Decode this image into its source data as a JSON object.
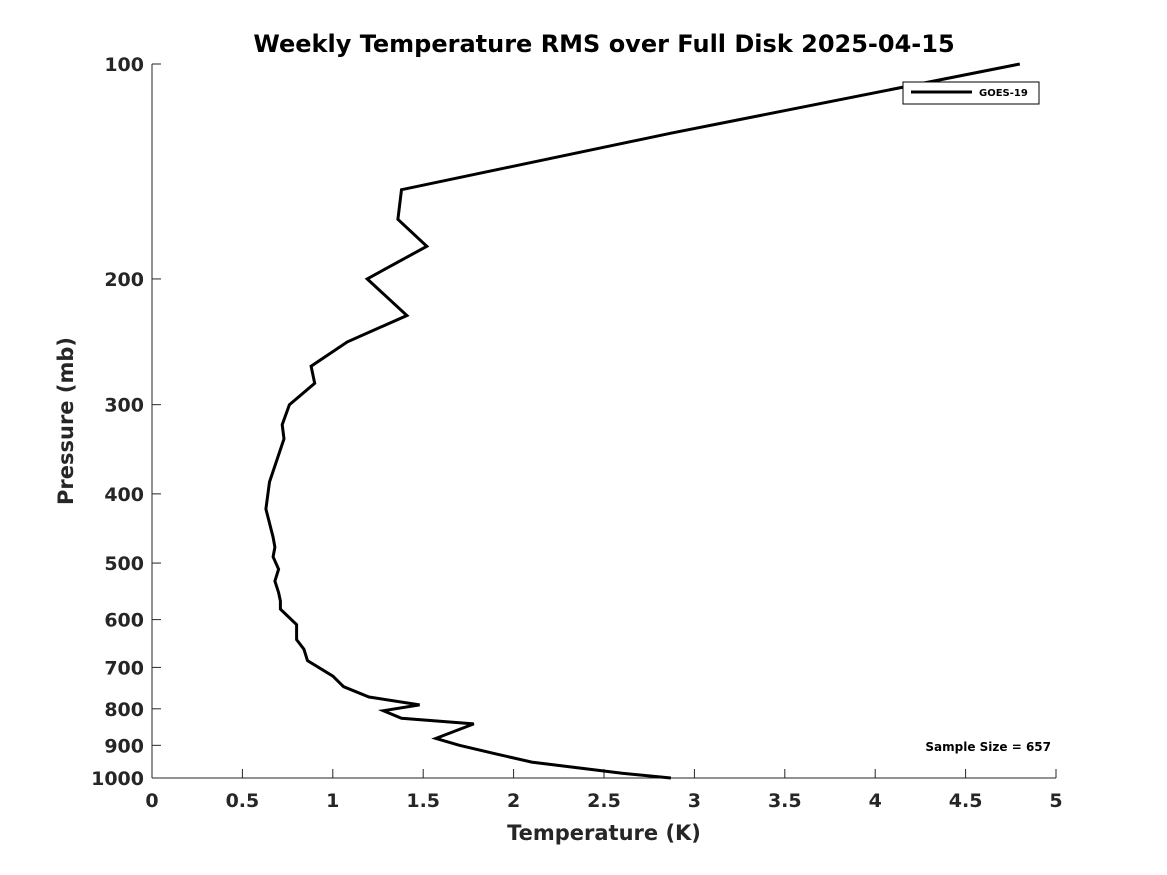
{
  "chart_data": {
    "type": "line",
    "title": "Weekly Temperature RMS over Full Disk 2025-04-15",
    "xlabel": "Temperature (K)",
    "ylabel": "Pressure (mb)",
    "xlim": [
      0,
      5
    ],
    "ylim": [
      100,
      1000
    ],
    "yscale": "log",
    "y_reversed": true,
    "xticks": [
      0,
      0.5,
      1,
      1.5,
      2,
      2.5,
      3,
      3.5,
      4,
      4.5,
      5
    ],
    "xtick_labels": [
      "0",
      "0.5",
      "1",
      "1.5",
      "2",
      "2.5",
      "3",
      "3.5",
      "4",
      "4.5",
      "5"
    ],
    "yticks": [
      100,
      200,
      300,
      400,
      500,
      600,
      700,
      800,
      900,
      1000
    ],
    "ytick_labels": [
      "100",
      "200",
      "300",
      "400",
      "500",
      "600",
      "700",
      "800",
      "900",
      "1000"
    ],
    "grid": false,
    "legend_position": "top-right",
    "series": [
      {
        "name": "GOES-19",
        "color": "#000000",
        "points": [
          [
            4.8,
            100
          ],
          [
            2.87,
            125
          ],
          [
            1.38,
            150
          ],
          [
            1.36,
            165
          ],
          [
            1.52,
            180
          ],
          [
            1.19,
            200
          ],
          [
            1.41,
            225
          ],
          [
            1.08,
            245
          ],
          [
            0.88,
            265
          ],
          [
            0.9,
            280
          ],
          [
            0.76,
            300
          ],
          [
            0.72,
            320
          ],
          [
            0.73,
            335
          ],
          [
            0.65,
            385
          ],
          [
            0.63,
            420
          ],
          [
            0.67,
            460
          ],
          [
            0.68,
            475
          ],
          [
            0.67,
            490
          ],
          [
            0.7,
            510
          ],
          [
            0.68,
            530
          ],
          [
            0.7,
            550
          ],
          [
            0.71,
            565
          ],
          [
            0.71,
            580
          ],
          [
            0.8,
            610
          ],
          [
            0.8,
            640
          ],
          [
            0.84,
            660
          ],
          [
            0.86,
            685
          ],
          [
            1.0,
            720
          ],
          [
            1.06,
            745
          ],
          [
            1.2,
            770
          ],
          [
            1.48,
            790
          ],
          [
            1.28,
            805
          ],
          [
            1.38,
            825
          ],
          [
            1.78,
            840
          ],
          [
            1.57,
            880
          ],
          [
            1.7,
            900
          ],
          [
            1.9,
            925
          ],
          [
            2.1,
            950
          ],
          [
            2.6,
            985
          ],
          [
            2.87,
            1000
          ]
        ]
      }
    ],
    "annotations": [
      {
        "text": "Sample Size = 657"
      }
    ]
  }
}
========================================================================
> Exercise task
Your task is to reproduce all of the material exactly. The pictures stay out.

> Result of the task
Decode this image into its source data as a JSON object.
{
  "chart_data": {
    "type": "line",
    "title": "Weekly Temperature RMS over Full Disk 2025-04-15",
    "xlabel": "Temperature (K)",
    "ylabel": "Pressure (mb)",
    "xlim": [
      0,
      5
    ],
    "ylim": [
      100,
      1000
    ],
    "yscale": "log",
    "y_reversed": true,
    "xticks": [
      0,
      0.5,
      1,
      1.5,
      2,
      2.5,
      3,
      3.5,
      4,
      4.5,
      5
    ],
    "xtick_labels": [
      "0",
      "0.5",
      "1",
      "1.5",
      "2",
      "2.5",
      "3",
      "3.5",
      "4",
      "4.5",
      "5"
    ],
    "yticks": [
      100,
      200,
      300,
      400,
      500,
      600,
      700,
      800,
      900,
      1000
    ],
    "ytick_labels": [
      "100",
      "200",
      "300",
      "400",
      "500",
      "600",
      "700",
      "800",
      "900",
      "1000"
    ],
    "grid": false,
    "legend_position": "top-right",
    "series": [
      {
        "name": "GOES-19",
        "color": "#000000",
        "points": [
          [
            4.8,
            100
          ],
          [
            2.87,
            125
          ],
          [
            1.38,
            150
          ],
          [
            1.36,
            165
          ],
          [
            1.52,
            180
          ],
          [
            1.19,
            200
          ],
          [
            1.41,
            225
          ],
          [
            1.08,
            245
          ],
          [
            0.88,
            265
          ],
          [
            0.9,
            280
          ],
          [
            0.76,
            300
          ],
          [
            0.72,
            320
          ],
          [
            0.73,
            335
          ],
          [
            0.65,
            385
          ],
          [
            0.63,
            420
          ],
          [
            0.67,
            460
          ],
          [
            0.68,
            475
          ],
          [
            0.67,
            490
          ],
          [
            0.7,
            510
          ],
          [
            0.68,
            530
          ],
          [
            0.7,
            550
          ],
          [
            0.71,
            565
          ],
          [
            0.71,
            580
          ],
          [
            0.8,
            610
          ],
          [
            0.8,
            640
          ],
          [
            0.84,
            660
          ],
          [
            0.86,
            685
          ],
          [
            1.0,
            720
          ],
          [
            1.06,
            745
          ],
          [
            1.2,
            770
          ],
          [
            1.48,
            790
          ],
          [
            1.28,
            805
          ],
          [
            1.38,
            825
          ],
          [
            1.78,
            840
          ],
          [
            1.57,
            880
          ],
          [
            1.7,
            900
          ],
          [
            1.9,
            925
          ],
          [
            2.1,
            950
          ],
          [
            2.6,
            985
          ],
          [
            2.87,
            1000
          ]
        ]
      }
    ],
    "annotations": [
      {
        "text": "Sample Size = 657"
      }
    ]
  }
}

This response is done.